_Task description_
Copy out every record below exactly as written, but leave out any pictures.

::: Supplied material

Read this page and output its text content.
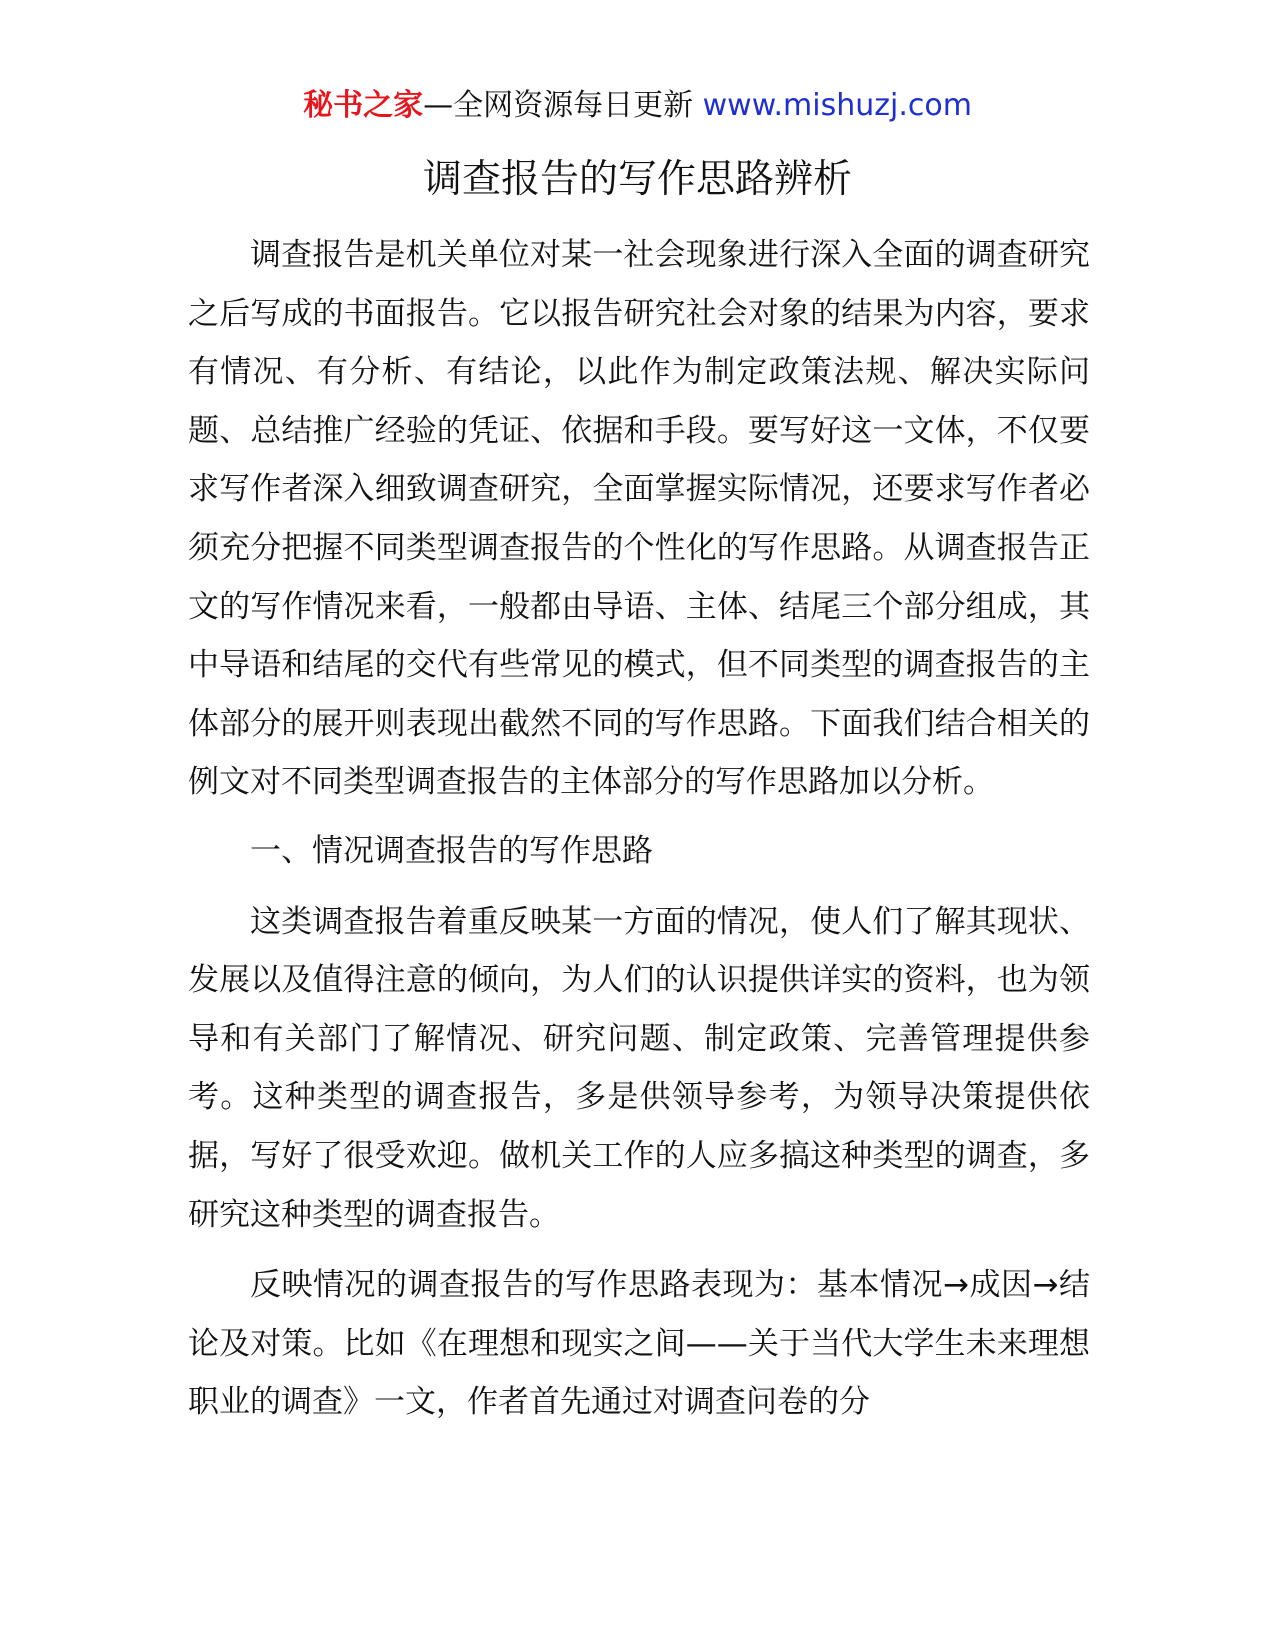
秘书之家—全网资源每日更新 www.mishuzj.com
调查报告的写作思路辨析

调查报告是机关单位对某一社会现象进行深入全面的调查研究之后写成的书面报告。它以报告研究社会对象的结果为内容，要求有情况、有分析、有结论，以此作为制定政策法规、解决实际问题、总结推广经验的凭证、依据和手段。要写好这一文体，不仅要求写作者深入细致调查研究，全面掌握实际情况，还要求写作者必须充分把握不同类型调查报告的个性化的写作思路。从调查报告正文的写作情况来看，一般都由导语、主体、结尾三个部分组成，其中导语和结尾的交代有些常见的模式，但不同类型的调查报告的主体部分的展开则表现出截然不同的写作思路。下面我们结合相关的例文对不同类型调查报告的主体部分的写作思路加以分析。

一、情况调查报告的写作思路

这类调查报告着重反映某一方面的情况，使人们了解其现状、发展以及值得注意的倾向，为人们的认识提供详实的资料，也为领导和有关部门了解情况、研究问题、制定政策、完善管理提供参考。这种类型的调查报告，多是供领导参考，为领导决策提供依据，写好了很受欢迎。做机关工作的人应多搞这种类型的调查，多研究这种类型的调查报告。

反映情况的调查报告的写作思路表现为：基本情况→成因→结论及对策。比如《在理想和现实之间——关于当代大学生未来理想职业的调查》一文，作者首先通过对调查问卷的分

::::::

_Answer to this task_
Read this page and output its text content.
秘书之家—全网资源每日更新 www.mishuzj.com
调查报告的写作思路辨析

调查报告是机关单位对某一社会现象进行深入全面的调查研究之后写成的书面报告。它以报告研究社会对象的结果为内容，要求有情况、有分析、有结论，以此作为制定政策法规、解决实际问题、总结推广经验的凭证、依据和手段。要写好这一文体，不仅要求写作者深入细致调查研究，全面掌握实际情况，还要求写作者必须充分把握不同类型调查报告的个性化的写作思路。从调查报告正文的写作情况来看，一般都由导语、主体、结尾三个部分组成，其中导语和结尾的交代有些常见的模式，但不同类型的调查报告的主体部分的展开则表现出截然不同的写作思路。下面我们结合相关的例文对不同类型调查报告的主体部分的写作思路加以分析。

一、情况调查报告的写作思路

这类调查报告着重反映某一方面的情况，使人们了解其现状、发展以及值得注意的倾向，为人们的认识提供详实的资料，也为领导和有关部门了解情况、研究问题、制定政策、完善管理提供参考。这种类型的调查报告，多是供领导参考，为领导决策提供依据，写好了很受欢迎。做机关工作的人应多搞这种类型的调查，多研究这种类型的调查报告。

反映情况的调查报告的写作思路表现为：基本情况→成因→结论及对策。比如《在理想和现实之间——关于当代大学生未来理想职业的调查》一文，作者首先通过对调查问卷的分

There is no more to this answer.